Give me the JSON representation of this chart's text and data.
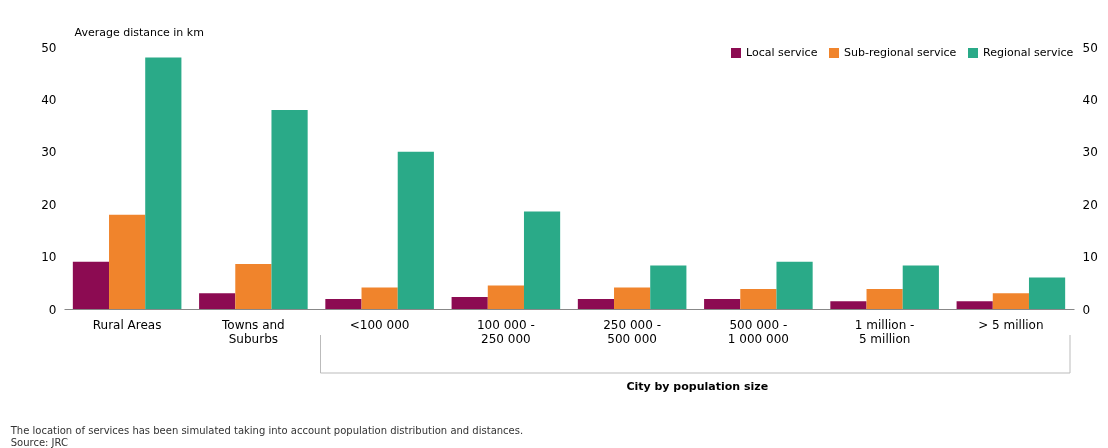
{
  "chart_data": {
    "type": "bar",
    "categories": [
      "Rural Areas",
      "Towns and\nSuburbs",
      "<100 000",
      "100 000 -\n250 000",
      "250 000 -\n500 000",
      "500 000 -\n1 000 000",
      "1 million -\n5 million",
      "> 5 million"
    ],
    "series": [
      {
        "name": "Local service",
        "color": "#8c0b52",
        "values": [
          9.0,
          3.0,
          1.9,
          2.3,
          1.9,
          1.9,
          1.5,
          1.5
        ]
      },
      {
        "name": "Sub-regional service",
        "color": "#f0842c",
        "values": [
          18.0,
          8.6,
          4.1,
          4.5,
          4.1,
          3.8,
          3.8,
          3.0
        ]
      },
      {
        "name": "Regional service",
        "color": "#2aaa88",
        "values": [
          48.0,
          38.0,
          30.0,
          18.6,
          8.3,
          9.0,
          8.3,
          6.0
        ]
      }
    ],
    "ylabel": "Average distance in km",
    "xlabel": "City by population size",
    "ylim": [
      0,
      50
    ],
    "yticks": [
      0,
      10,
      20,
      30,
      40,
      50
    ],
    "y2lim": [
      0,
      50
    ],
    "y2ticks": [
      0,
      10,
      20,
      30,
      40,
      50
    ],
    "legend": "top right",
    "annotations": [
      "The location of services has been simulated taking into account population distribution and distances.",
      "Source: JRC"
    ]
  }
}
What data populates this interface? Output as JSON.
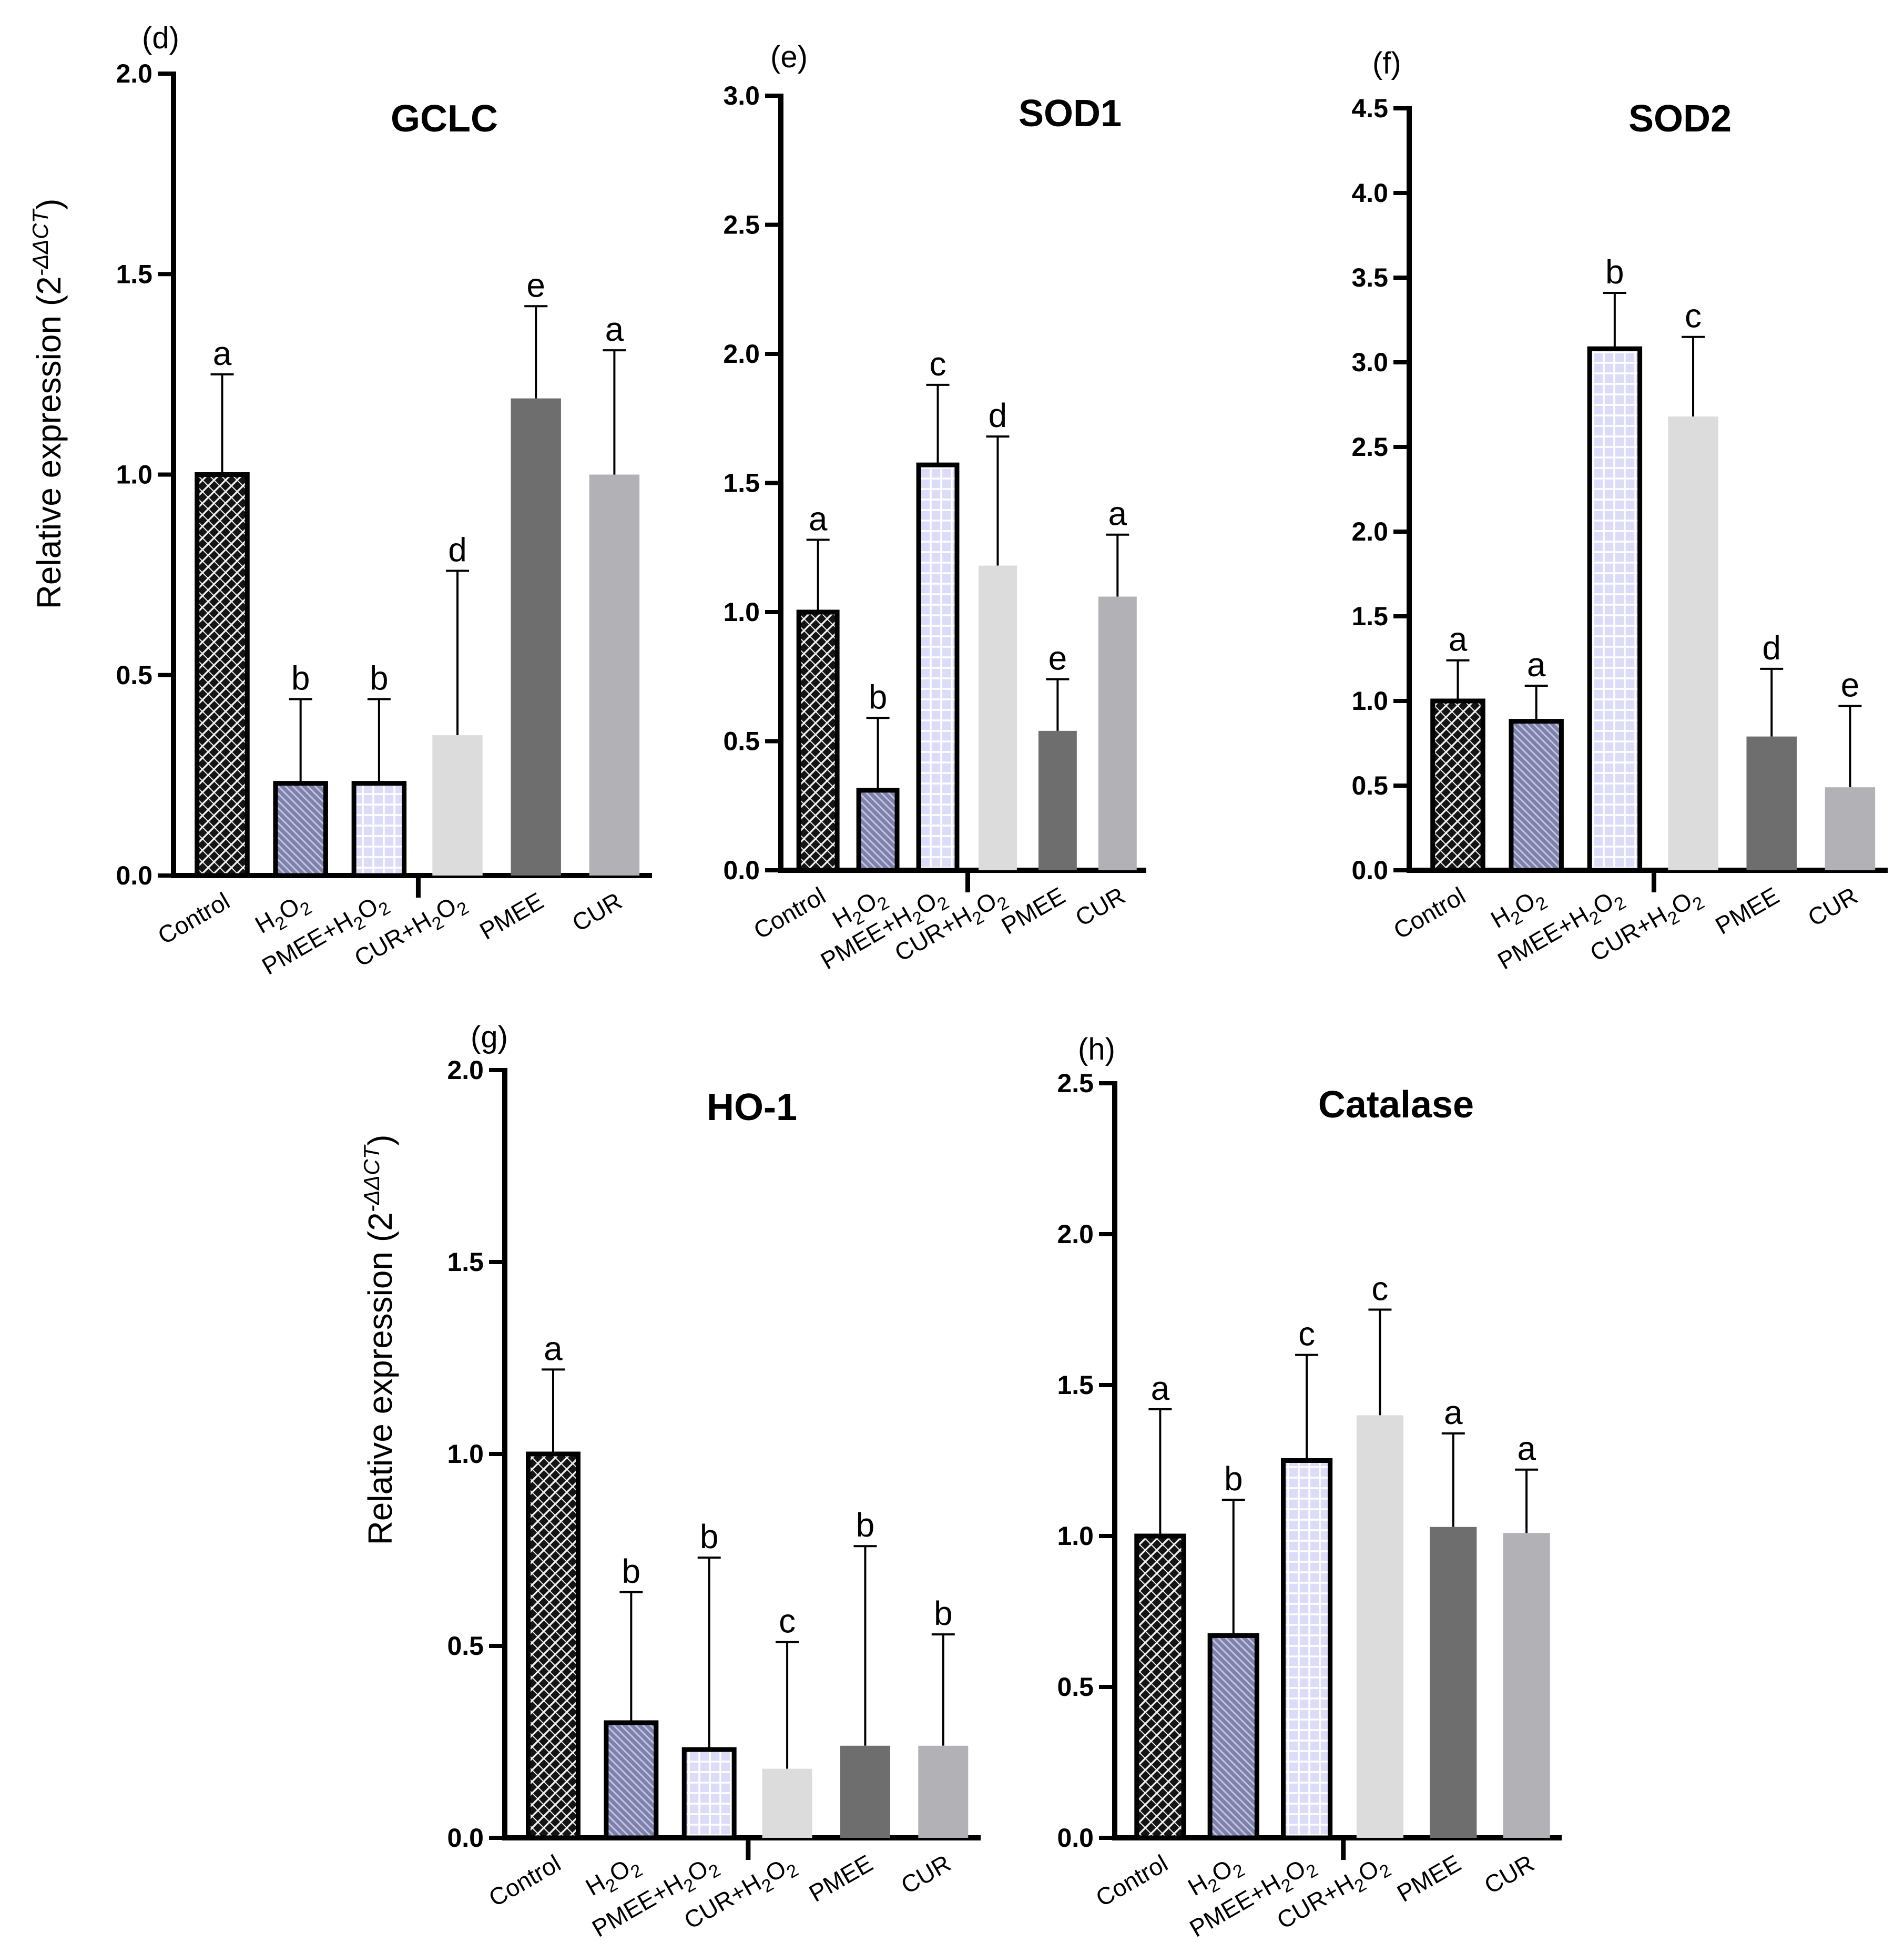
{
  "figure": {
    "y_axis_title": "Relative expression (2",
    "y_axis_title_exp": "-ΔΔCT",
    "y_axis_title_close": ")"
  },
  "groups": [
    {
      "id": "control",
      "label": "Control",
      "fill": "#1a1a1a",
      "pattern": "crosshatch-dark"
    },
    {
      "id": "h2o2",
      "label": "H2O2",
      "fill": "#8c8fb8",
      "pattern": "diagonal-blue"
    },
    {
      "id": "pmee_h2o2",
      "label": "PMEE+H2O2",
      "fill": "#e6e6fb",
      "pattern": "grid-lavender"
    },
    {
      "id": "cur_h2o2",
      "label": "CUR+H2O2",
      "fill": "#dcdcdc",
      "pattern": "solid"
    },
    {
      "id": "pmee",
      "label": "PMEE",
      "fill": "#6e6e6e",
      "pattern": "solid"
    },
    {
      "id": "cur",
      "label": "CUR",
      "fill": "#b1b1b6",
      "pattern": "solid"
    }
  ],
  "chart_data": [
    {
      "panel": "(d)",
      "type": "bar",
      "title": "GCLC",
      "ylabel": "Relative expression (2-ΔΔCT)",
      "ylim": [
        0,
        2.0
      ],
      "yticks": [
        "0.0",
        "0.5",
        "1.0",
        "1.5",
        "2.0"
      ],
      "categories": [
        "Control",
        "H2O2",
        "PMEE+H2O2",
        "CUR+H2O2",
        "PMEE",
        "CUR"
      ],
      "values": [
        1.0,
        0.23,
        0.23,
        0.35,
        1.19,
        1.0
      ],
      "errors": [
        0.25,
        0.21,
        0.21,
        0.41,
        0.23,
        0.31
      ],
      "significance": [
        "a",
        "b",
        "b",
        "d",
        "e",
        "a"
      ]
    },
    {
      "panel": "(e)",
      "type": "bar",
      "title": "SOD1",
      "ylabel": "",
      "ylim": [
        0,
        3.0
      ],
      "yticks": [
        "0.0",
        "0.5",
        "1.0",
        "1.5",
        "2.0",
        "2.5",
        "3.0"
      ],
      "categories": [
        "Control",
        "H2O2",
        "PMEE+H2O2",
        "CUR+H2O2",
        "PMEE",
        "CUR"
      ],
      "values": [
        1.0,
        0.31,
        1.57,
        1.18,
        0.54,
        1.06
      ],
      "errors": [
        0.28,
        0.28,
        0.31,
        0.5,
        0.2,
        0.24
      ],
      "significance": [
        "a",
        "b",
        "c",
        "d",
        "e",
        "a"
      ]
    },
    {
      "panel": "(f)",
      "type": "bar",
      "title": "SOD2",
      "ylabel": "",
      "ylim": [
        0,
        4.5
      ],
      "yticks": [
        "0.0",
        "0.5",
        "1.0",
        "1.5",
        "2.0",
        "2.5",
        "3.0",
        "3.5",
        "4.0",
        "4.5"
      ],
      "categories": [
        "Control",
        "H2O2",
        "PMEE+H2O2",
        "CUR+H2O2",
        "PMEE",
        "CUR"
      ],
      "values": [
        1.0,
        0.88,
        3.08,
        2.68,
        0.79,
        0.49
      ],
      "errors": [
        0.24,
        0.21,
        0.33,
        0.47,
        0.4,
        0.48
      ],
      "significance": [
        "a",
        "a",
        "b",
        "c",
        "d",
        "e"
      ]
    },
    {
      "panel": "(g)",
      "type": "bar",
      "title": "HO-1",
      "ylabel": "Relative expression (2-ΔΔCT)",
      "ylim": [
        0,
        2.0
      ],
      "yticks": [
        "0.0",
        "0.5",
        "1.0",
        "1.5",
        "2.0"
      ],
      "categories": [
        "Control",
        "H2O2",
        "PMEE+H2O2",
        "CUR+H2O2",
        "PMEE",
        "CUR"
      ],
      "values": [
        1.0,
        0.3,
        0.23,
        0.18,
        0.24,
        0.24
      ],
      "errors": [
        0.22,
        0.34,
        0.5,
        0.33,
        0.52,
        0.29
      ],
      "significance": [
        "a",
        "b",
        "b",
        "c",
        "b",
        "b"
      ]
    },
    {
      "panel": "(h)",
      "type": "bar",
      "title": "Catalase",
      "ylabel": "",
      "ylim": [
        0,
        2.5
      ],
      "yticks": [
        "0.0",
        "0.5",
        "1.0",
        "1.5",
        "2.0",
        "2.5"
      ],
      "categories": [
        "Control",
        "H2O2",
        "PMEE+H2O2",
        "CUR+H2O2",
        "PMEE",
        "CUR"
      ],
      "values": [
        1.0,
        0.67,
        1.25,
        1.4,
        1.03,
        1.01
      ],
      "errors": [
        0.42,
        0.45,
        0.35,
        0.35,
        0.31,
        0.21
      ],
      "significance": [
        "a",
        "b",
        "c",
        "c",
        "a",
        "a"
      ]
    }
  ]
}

.....

■ **WHAT NEEDS TO BE DONE**
Reproduce each entry precisely. Leave the pictures out.

■ **WORKED SOLUTION**
Give me the JSON representation of this chart's text and data.
{
  "chart_data": {
    "type": "bar",
    "categories": [
      "Rural Areas",
      "Towns and\nSuburbs",
      "<100 000",
      "100 000 -\n250 000",
      "250 000 -\n500 000",
      "500 000 -\n1 000 000",
      "1 million -\n5 million",
      "> 5 million"
    ],
    "series": [
      {
        "name": "Local service",
        "color": "#8c0b52",
        "values": [
          9.0,
          3.0,
          1.9,
          2.3,
          1.9,
          1.9,
          1.5,
          1.5
        ]
      },
      {
        "name": "Sub-regional service",
        "color": "#f0842c",
        "values": [
          18.0,
          8.6,
          4.1,
          4.5,
          4.1,
          3.8,
          3.8,
          3.0
        ]
      },
      {
        "name": "Regional service",
        "color": "#2aaa88",
        "values": [
          48.0,
          38.0,
          30.0,
          18.6,
          8.3,
          9.0,
          8.3,
          6.0
        ]
      }
    ],
    "ylabel": "Average distance in km",
    "xlabel": "City by population size",
    "ylim": [
      0,
      50
    ],
    "yticks": [
      0,
      10,
      20,
      30,
      40,
      50
    ],
    "y2lim": [
      0,
      50
    ],
    "y2ticks": [
      0,
      10,
      20,
      30,
      40,
      50
    ],
    "legend": "top right",
    "annotations": [
      "The location of services has been simulated taking into account population distribution and distances.",
      "Source: JRC"
    ]
  }
}
What data populates this interface? Output as JSON.
{
  "figure": {
    "y_axis_title": "Relative expression (2",
    "y_axis_title_exp": "-ΔΔCT",
    "y_axis_title_close": ")"
  },
  "groups": [
    {
      "id": "control",
      "label": "Control",
      "fill": "#1a1a1a",
      "pattern": "crosshatch-dark"
    },
    {
      "id": "h2o2",
      "label": "H2O2",
      "fill": "#8c8fb8",
      "pattern": "diagonal-blue"
    },
    {
      "id": "pmee_h2o2",
      "label": "PMEE+H2O2",
      "fill": "#e6e6fb",
      "pattern": "grid-lavender"
    },
    {
      "id": "cur_h2o2",
      "label": "CUR+H2O2",
      "fill": "#dcdcdc",
      "pattern": "solid"
    },
    {
      "id": "pmee",
      "label": "PMEE",
      "fill": "#6e6e6e",
      "pattern": "solid"
    },
    {
      "id": "cur",
      "label": "CUR",
      "fill": "#b1b1b6",
      "pattern": "solid"
    }
  ],
  "chart_data": [
    {
      "panel": "(d)",
      "type": "bar",
      "title": "GCLC",
      "ylabel": "Relative expression (2-ΔΔCT)",
      "ylim": [
        0,
        2.0
      ],
      "yticks": [
        "0.0",
        "0.5",
        "1.0",
        "1.5",
        "2.0"
      ],
      "categories": [
        "Control",
        "H2O2",
        "PMEE+H2O2",
        "CUR+H2O2",
        "PMEE",
        "CUR"
      ],
      "values": [
        1.0,
        0.23,
        0.23,
        0.35,
        1.19,
        1.0
      ],
      "errors": [
        0.25,
        0.21,
        0.21,
        0.41,
        0.23,
        0.31
      ],
      "significance": [
        "a",
        "b",
        "b",
        "d",
        "e",
        "a"
      ]
    },
    {
      "panel": "(e)",
      "type": "bar",
      "title": "SOD1",
      "ylabel": "",
      "ylim": [
        0,
        3.0
      ],
      "yticks": [
        "0.0",
        "0.5",
        "1.0",
        "1.5",
        "2.0",
        "2.5",
        "3.0"
      ],
      "categories": [
        "Control",
        "H2O2",
        "PMEE+H2O2",
        "CUR+H2O2",
        "PMEE",
        "CUR"
      ],
      "values": [
        1.0,
        0.31,
        1.57,
        1.18,
        0.54,
        1.06
      ],
      "errors": [
        0.28,
        0.28,
        0.31,
        0.5,
        0.2,
        0.24
      ],
      "significance": [
        "a",
        "b",
        "c",
        "d",
        "e",
        "a"
      ]
    },
    {
      "panel": "(f)",
      "type": "bar",
      "title": "SOD2",
      "ylabel": "",
      "ylim": [
        0,
        4.5
      ],
      "yticks": [
        "0.0",
        "0.5",
        "1.0",
        "1.5",
        "2.0",
        "2.5",
        "3.0",
        "3.5",
        "4.0",
        "4.5"
      ],
      "categories": [
        "Control",
        "H2O2",
        "PMEE+H2O2",
        "CUR+H2O2",
        "PMEE",
        "CUR"
      ],
      "values": [
        1.0,
        0.88,
        3.08,
        2.68,
        0.79,
        0.49
      ],
      "errors": [
        0.24,
        0.21,
        0.33,
        0.47,
        0.4,
        0.48
      ],
      "significance": [
        "a",
        "a",
        "b",
        "c",
        "d",
        "e"
      ]
    },
    {
      "panel": "(g)",
      "type": "bar",
      "title": "HO-1",
      "ylabel": "Relative expression (2-ΔΔCT)",
      "ylim": [
        0,
        2.0
      ],
      "yticks": [
        "0.0",
        "0.5",
        "1.0",
        "1.5",
        "2.0"
      ],
      "categories": [
        "Control",
        "H2O2",
        "PMEE+H2O2",
        "CUR+H2O2",
        "PMEE",
        "CUR"
      ],
      "values": [
        1.0,
        0.3,
        0.23,
        0.18,
        0.24,
        0.24
      ],
      "errors": [
        0.22,
        0.34,
        0.5,
        0.33,
        0.52,
        0.29
      ],
      "significance": [
        "a",
        "b",
        "b",
        "c",
        "b",
        "b"
      ]
    },
    {
      "panel": "(h)",
      "type": "bar",
      "title": "Catalase",
      "ylabel": "",
      "ylim": [
        0,
        2.5
      ],
      "yticks": [
        "0.0",
        "0.5",
        "1.0",
        "1.5",
        "2.0",
        "2.5"
      ],
      "categories": [
        "Control",
        "H2O2",
        "PMEE+H2O2",
        "CUR+H2O2",
        "PMEE",
        "CUR"
      ],
      "values": [
        1.0,
        0.67,
        1.25,
        1.4,
        1.03,
        1.01
      ],
      "errors": [
        0.42,
        0.45,
        0.35,
        0.35,
        0.31,
        0.21
      ],
      "significance": [
        "a",
        "b",
        "c",
        "c",
        "a",
        "a"
      ]
    }
  ]
}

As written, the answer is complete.